- _Work instructions_:
List all lines in the material below that contain "Immature".

- _Record excerpts_:
[Begin]
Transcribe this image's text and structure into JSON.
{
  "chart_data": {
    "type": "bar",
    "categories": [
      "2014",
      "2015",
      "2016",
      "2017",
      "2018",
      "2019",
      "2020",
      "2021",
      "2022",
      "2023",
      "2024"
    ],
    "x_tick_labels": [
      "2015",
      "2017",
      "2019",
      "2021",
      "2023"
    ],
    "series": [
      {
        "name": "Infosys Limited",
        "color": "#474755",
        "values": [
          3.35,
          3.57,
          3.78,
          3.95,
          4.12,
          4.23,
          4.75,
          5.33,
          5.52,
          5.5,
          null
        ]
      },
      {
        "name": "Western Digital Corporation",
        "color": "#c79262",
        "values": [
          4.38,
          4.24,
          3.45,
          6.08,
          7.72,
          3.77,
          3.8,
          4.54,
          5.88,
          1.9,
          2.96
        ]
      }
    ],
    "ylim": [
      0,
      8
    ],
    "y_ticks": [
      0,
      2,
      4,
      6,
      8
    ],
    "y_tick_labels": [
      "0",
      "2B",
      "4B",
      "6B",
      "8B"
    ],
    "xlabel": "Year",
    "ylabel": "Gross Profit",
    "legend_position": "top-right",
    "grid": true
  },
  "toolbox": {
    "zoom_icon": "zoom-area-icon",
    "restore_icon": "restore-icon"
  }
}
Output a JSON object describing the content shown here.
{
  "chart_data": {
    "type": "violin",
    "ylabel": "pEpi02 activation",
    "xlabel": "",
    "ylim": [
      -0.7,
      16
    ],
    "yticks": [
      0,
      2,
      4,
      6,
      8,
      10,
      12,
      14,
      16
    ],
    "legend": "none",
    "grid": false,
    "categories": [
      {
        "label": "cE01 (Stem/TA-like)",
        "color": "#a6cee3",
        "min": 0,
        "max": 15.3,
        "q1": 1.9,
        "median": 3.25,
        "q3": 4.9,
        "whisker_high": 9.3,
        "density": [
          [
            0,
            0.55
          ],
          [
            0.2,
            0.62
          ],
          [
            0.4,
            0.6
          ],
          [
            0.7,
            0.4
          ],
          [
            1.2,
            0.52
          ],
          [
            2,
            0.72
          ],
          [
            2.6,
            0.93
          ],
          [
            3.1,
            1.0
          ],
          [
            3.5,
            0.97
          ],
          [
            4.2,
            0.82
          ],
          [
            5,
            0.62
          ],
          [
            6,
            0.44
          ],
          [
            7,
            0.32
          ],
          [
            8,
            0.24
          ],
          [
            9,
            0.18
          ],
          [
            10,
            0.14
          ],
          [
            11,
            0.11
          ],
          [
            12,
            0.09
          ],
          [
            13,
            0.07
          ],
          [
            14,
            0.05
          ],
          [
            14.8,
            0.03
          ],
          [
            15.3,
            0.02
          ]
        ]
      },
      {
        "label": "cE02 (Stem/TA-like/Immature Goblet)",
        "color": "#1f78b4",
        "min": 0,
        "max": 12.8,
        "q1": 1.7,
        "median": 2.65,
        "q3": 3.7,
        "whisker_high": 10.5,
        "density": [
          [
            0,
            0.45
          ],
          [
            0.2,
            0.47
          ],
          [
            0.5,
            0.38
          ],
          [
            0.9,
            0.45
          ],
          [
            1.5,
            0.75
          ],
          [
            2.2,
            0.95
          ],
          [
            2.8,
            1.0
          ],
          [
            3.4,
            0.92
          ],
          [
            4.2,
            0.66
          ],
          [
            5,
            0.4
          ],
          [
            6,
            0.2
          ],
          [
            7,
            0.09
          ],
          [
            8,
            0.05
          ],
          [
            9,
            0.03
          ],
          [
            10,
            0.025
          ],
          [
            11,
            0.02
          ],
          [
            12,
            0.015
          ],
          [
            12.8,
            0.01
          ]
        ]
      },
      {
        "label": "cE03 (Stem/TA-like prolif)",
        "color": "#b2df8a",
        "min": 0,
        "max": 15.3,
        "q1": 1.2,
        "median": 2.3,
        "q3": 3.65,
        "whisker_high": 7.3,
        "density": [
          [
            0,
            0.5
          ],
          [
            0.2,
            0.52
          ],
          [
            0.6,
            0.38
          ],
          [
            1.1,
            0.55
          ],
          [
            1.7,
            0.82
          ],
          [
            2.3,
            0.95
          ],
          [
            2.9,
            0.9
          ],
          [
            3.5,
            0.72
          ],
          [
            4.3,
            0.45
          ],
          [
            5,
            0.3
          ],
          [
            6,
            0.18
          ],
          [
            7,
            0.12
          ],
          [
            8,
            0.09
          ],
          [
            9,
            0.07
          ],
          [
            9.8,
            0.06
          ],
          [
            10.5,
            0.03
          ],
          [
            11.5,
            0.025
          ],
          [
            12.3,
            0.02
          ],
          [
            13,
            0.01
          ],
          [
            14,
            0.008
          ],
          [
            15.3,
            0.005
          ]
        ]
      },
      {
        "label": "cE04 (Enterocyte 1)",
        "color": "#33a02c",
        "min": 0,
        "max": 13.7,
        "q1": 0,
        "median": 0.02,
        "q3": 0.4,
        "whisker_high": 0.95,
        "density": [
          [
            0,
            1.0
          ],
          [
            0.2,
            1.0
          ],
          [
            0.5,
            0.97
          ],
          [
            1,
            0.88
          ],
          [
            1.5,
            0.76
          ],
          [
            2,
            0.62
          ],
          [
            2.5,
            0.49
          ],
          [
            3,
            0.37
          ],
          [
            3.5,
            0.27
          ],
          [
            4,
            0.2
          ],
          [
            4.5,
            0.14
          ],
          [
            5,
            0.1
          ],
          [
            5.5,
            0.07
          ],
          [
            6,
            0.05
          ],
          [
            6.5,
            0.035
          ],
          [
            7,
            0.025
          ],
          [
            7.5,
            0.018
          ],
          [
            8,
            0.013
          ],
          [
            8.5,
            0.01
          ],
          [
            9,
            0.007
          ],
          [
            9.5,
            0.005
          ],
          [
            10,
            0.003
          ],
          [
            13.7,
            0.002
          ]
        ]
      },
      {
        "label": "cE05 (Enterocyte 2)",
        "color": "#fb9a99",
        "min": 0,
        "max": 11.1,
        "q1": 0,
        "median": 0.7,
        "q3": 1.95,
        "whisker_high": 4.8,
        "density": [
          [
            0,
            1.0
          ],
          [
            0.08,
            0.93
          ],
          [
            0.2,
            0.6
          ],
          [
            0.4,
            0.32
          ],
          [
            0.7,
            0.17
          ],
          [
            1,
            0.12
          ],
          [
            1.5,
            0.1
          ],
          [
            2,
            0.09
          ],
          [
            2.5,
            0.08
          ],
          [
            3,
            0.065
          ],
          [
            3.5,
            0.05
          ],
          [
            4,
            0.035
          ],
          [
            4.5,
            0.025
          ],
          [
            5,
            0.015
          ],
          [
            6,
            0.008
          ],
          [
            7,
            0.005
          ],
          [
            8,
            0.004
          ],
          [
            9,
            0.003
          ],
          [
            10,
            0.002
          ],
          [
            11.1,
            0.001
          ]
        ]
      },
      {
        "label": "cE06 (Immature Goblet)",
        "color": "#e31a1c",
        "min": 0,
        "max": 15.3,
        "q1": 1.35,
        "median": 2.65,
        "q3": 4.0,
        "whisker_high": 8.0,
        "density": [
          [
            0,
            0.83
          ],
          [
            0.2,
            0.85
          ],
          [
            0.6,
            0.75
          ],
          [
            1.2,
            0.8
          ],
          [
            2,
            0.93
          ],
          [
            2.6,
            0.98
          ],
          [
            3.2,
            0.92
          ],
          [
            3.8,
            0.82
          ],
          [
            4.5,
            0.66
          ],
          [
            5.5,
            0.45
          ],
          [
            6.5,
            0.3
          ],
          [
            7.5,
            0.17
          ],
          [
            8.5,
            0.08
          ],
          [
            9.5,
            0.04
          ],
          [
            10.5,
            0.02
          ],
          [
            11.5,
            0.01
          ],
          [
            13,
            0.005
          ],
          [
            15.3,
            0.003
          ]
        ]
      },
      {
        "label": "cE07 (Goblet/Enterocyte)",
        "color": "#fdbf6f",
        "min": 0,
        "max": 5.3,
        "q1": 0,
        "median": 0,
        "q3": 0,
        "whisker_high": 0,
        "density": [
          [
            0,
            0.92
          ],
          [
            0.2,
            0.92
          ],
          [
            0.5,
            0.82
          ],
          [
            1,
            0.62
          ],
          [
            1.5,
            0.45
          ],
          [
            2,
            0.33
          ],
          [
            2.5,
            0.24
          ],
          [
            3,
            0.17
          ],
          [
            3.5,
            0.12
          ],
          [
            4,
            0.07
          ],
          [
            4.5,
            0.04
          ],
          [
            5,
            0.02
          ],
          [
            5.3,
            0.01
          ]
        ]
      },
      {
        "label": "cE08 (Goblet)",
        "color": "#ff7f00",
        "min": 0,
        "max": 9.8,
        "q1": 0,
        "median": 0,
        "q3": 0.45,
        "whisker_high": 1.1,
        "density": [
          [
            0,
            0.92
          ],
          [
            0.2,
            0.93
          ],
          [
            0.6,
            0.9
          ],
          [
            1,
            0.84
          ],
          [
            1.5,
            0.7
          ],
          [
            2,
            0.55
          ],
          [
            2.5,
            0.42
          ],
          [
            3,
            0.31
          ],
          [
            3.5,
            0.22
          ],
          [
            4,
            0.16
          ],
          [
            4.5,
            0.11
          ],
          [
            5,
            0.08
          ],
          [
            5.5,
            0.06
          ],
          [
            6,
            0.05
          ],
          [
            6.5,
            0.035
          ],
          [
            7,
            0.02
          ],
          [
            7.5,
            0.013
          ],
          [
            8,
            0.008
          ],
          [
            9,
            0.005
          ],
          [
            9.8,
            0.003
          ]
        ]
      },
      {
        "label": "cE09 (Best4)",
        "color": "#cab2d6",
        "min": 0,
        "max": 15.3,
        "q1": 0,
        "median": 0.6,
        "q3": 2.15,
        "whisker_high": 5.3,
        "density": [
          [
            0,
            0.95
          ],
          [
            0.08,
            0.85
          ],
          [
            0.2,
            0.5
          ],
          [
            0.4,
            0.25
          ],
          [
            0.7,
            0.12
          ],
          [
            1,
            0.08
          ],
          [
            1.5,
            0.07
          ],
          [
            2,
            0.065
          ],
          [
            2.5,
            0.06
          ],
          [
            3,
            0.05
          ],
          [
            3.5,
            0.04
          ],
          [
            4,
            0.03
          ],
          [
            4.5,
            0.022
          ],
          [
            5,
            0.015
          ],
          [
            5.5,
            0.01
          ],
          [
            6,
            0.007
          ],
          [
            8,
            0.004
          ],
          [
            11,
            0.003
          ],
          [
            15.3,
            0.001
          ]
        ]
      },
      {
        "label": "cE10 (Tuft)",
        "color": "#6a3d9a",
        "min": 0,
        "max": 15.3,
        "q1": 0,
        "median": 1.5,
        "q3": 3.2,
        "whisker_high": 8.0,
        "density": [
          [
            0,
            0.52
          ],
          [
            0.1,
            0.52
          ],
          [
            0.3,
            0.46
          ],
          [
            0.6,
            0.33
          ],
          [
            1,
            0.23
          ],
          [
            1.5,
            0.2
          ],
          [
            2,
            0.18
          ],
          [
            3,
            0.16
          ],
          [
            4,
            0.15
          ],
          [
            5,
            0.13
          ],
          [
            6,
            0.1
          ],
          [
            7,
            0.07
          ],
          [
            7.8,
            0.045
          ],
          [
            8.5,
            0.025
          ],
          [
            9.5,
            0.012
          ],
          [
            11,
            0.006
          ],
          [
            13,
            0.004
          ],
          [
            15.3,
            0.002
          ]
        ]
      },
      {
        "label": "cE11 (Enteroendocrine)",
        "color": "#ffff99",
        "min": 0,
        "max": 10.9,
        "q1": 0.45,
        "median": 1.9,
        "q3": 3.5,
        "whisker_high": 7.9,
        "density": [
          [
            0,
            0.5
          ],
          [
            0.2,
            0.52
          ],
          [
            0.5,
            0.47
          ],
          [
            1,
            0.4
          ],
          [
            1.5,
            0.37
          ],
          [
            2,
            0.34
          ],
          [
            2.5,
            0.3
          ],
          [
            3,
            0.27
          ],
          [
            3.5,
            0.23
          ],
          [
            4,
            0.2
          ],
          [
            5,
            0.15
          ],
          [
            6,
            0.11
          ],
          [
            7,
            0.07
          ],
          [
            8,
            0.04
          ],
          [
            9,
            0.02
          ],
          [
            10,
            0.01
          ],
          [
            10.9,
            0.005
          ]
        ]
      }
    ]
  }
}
[End]
- _Completed task_:
        "label": "cE02 (Stem/TA-like/Immature Goblet)",
        "label": "cE06 (Immature Goblet)",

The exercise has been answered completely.